- Task prompt
Print the lines from the one with "- phone-label: Контактный" to the one with "- chevron-down-icon: ∨: [783, 243, 789, 250]", both included, without changing anything in them.

- Provided information
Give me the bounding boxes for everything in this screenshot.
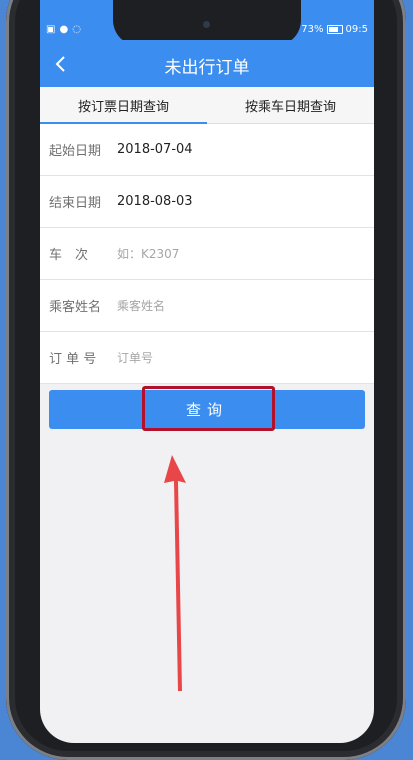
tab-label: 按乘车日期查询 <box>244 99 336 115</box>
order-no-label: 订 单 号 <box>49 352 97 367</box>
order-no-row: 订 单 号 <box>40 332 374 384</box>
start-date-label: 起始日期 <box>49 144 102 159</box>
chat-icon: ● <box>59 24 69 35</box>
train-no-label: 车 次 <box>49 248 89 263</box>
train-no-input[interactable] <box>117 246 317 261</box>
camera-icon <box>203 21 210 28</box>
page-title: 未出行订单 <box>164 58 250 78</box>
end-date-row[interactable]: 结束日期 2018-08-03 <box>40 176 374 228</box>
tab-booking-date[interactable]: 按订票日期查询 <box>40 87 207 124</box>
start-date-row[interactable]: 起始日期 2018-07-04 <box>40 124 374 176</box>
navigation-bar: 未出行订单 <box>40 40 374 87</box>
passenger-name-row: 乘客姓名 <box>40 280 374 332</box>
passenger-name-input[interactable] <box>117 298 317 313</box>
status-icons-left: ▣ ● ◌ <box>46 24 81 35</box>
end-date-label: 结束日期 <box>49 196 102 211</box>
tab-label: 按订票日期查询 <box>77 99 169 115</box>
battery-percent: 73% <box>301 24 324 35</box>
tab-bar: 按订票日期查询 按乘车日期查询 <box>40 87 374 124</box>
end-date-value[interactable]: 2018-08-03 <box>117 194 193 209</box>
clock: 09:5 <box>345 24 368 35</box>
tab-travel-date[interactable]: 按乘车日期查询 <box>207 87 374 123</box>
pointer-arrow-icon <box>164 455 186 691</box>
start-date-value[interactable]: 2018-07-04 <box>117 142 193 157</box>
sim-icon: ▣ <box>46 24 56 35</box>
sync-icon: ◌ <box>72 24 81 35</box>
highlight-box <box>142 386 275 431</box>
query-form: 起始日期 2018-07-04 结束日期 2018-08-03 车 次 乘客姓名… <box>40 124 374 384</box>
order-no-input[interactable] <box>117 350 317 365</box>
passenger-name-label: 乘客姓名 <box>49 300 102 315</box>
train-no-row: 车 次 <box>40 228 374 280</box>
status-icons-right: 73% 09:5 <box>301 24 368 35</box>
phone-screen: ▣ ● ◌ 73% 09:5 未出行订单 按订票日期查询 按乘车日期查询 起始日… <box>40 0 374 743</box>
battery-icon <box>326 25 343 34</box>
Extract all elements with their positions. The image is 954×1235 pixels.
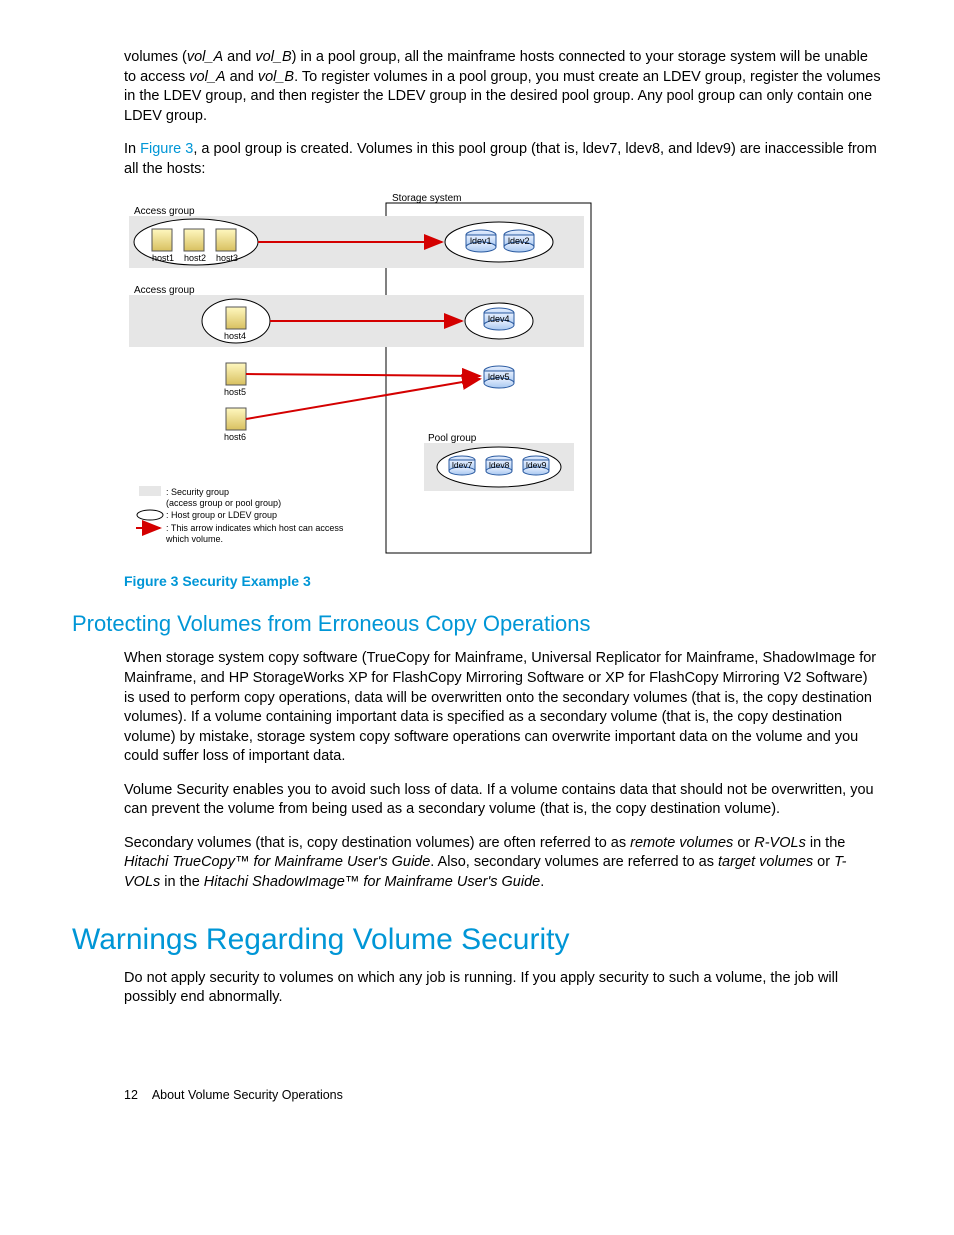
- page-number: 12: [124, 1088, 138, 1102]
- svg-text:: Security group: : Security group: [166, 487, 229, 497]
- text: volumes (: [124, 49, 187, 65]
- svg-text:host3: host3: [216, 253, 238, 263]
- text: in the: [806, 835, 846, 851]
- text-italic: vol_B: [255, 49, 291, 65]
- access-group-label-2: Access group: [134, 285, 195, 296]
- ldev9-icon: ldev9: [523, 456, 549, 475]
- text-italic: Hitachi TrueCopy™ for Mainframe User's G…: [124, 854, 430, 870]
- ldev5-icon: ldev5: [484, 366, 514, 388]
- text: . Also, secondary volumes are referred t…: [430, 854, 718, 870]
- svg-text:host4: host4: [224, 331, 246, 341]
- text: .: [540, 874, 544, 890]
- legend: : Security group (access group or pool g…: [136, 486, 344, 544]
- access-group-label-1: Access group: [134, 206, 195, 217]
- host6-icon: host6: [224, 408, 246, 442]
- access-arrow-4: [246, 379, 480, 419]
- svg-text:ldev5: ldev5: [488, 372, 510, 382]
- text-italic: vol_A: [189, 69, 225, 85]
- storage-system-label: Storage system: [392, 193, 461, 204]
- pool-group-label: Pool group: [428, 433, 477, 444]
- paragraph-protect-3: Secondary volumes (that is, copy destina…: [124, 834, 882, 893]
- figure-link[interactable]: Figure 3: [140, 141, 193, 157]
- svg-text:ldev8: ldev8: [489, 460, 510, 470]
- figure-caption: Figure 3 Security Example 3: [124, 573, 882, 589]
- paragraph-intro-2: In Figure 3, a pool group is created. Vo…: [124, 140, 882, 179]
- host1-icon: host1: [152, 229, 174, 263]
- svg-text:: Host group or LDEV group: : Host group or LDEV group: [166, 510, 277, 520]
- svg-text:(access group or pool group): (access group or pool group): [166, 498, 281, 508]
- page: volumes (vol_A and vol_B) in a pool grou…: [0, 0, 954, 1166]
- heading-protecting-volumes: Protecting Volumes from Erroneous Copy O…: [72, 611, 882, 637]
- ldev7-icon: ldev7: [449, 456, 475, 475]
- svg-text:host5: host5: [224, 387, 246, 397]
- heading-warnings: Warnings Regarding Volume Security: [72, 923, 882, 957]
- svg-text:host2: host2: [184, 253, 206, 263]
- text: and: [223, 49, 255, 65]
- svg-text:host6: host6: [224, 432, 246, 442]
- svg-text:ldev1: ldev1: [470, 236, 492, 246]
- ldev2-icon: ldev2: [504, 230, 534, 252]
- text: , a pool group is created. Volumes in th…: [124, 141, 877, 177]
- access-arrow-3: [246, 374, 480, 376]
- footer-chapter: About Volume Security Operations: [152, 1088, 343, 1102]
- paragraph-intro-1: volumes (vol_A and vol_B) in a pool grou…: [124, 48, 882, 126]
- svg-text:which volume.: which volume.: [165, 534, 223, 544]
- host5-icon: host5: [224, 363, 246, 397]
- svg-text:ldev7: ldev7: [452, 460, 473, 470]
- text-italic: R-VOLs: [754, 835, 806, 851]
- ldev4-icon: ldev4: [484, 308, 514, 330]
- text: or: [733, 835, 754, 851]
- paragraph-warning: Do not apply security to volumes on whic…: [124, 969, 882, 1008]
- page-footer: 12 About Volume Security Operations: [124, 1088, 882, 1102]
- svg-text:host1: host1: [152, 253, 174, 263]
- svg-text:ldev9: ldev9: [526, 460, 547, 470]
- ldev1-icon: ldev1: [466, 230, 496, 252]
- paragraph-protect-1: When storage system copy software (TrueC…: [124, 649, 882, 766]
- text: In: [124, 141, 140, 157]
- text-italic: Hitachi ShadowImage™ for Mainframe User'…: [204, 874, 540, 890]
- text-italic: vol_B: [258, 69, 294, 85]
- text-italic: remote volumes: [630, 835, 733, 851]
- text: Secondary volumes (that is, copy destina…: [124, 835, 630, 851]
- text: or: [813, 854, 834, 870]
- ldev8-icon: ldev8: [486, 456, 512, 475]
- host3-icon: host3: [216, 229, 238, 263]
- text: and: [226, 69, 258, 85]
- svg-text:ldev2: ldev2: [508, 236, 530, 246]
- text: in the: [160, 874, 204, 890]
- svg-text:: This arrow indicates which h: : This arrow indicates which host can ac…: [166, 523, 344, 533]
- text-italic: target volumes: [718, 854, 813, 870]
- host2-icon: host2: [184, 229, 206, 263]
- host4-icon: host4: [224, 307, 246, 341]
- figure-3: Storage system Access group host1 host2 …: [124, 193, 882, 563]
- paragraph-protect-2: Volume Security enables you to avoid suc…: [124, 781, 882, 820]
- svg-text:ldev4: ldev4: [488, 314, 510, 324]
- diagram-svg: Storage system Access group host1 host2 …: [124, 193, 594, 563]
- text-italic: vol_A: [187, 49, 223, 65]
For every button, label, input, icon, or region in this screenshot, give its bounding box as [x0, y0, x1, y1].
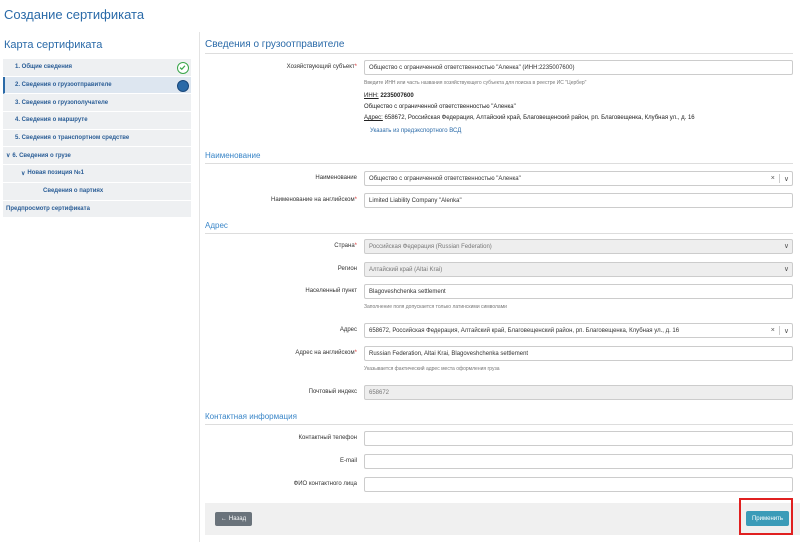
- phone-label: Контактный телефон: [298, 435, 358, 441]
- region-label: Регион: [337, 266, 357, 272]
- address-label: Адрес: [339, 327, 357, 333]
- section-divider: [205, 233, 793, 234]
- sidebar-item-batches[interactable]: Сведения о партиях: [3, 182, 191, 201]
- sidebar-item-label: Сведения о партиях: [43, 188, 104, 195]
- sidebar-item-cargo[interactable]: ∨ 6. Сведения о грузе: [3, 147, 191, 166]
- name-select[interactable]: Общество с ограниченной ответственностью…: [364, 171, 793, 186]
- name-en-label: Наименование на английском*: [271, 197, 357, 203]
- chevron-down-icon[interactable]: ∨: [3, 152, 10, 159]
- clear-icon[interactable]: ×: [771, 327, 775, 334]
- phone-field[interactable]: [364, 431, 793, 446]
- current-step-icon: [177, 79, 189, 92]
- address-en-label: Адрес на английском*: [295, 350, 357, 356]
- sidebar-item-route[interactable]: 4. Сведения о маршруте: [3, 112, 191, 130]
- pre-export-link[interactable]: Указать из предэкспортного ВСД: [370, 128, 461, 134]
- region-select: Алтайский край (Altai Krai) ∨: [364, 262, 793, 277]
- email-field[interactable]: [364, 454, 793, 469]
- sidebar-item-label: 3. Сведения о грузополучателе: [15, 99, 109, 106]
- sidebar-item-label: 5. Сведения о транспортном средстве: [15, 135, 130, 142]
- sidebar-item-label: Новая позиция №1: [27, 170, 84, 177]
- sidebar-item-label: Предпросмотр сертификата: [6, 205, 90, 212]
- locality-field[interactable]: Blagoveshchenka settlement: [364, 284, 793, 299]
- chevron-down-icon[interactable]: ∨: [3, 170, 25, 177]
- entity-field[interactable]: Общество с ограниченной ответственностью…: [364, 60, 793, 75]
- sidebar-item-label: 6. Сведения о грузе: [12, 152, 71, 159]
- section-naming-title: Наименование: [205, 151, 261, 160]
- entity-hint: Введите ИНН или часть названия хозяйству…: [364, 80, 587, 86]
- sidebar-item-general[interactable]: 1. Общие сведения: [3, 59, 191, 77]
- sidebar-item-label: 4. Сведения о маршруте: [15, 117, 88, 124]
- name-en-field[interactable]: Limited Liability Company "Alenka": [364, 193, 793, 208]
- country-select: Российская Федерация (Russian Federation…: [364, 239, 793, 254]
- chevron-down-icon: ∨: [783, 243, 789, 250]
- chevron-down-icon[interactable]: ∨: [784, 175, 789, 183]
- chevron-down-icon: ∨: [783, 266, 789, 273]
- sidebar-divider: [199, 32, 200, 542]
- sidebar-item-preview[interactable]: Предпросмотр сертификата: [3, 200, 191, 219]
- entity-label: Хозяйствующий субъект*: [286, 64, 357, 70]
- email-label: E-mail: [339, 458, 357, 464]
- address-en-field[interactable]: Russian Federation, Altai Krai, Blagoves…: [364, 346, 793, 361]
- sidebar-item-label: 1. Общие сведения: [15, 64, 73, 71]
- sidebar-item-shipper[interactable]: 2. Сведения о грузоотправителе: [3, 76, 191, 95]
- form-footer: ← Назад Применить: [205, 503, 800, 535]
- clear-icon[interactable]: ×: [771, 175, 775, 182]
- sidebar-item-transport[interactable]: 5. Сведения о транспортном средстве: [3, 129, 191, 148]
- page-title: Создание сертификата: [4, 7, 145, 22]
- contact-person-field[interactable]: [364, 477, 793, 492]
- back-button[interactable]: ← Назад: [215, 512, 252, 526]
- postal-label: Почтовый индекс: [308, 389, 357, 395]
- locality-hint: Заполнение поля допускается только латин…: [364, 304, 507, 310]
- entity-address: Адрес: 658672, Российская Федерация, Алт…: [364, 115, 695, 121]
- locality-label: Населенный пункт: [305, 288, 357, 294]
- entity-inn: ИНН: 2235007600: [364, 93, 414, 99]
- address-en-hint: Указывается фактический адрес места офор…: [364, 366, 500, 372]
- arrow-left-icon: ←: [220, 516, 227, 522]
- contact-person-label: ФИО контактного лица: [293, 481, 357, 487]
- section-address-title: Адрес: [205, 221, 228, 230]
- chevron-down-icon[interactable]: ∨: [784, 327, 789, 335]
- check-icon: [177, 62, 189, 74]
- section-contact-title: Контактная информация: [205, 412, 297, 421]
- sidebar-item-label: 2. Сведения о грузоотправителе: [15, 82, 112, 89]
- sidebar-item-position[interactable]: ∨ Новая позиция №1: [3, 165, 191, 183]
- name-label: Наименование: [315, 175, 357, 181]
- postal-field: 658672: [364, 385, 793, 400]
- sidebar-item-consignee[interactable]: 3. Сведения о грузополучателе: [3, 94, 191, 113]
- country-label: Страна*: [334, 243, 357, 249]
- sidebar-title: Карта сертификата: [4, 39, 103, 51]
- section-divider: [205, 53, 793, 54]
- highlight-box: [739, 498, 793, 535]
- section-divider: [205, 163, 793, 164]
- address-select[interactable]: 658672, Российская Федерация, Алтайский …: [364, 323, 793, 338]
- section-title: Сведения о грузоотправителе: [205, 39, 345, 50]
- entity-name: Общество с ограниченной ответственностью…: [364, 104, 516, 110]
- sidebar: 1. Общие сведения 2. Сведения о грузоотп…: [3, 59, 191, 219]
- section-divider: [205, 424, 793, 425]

- Reply
- phone-label: Контактный телефон: [298, 435, 358, 441]
- region-label: Регион: [337, 266, 357, 272]
- address-label: Адрес: [339, 327, 357, 333]
- section-divider: [205, 233, 793, 234]
- sidebar-item-batches[interactable]: Сведения о партиях: [3, 182, 191, 201]
- sidebar-item-label: Сведения о партиях: [43, 188, 104, 195]
- sidebar-item-cargo[interactable]: ∨ 6. Сведения о грузе: [3, 147, 191, 166]
- name-select[interactable]: Общество с ограниченной ответственностью…: [364, 171, 793, 186]
- name-en-label: Наименование на английском*: [271, 197, 357, 203]
- chevron-down-icon[interactable]: ∨: [3, 152, 10, 159]
- clear-icon[interactable]: ×: [771, 327, 775, 334]
- phone-field[interactable]: [364, 431, 793, 446]
- current-step-icon: [177, 79, 189, 92]
- address-en-label: Адрес на английском*: [295, 350, 357, 356]
- sidebar-item-route[interactable]: 4. Сведения о маршруте: [3, 112, 191, 130]
- pre-export-link[interactable]: Указать из предэкспортного ВСД: [370, 128, 461, 134]
- region-select: Алтайский край (Altai Krai) ∨: [364, 262, 793, 277]
- email-field[interactable]: [364, 454, 793, 469]
- sidebar-item-label: 3. Сведения о грузополучателе: [15, 99, 109, 106]
- sidebar-item-label: 5. Сведения о транспортном средстве: [15, 135, 130, 142]
- sidebar-item-label: Новая позиция №1: [27, 170, 84, 177]
- sidebar-item-label: Предпросмотр сертификата: [6, 205, 90, 212]
- locality-field[interactable]: Blagoveshchenka settlement: [364, 284, 793, 299]
- chevron-down-icon[interactable]: ∨: [3, 170, 25, 177]
- entity-field[interactable]: Общество с ограниченной ответственностью…: [364, 60, 793, 75]
- sidebar-item-label: 6. Сведения о грузе: [12, 152, 71, 159]
- section-naming-title: Наименование: [205, 151, 261, 160]
- entity-hint: Введите ИНН или часть названия хозяйству…: [364, 80, 587, 86]
- sidebar-item-general[interactable]: 1. Общие сведения: [3, 59, 191, 77]
- sidebar-item-label: 4. Сведения о маршруте: [15, 117, 88, 124]
- name-en-field[interactable]: Limited Liability Company "Alenka": [364, 193, 793, 208]
- country-select: Российская Федерация (Russian Federation…: [364, 239, 793, 254]
- chevron-down-icon: ∨: [783, 243, 789, 250]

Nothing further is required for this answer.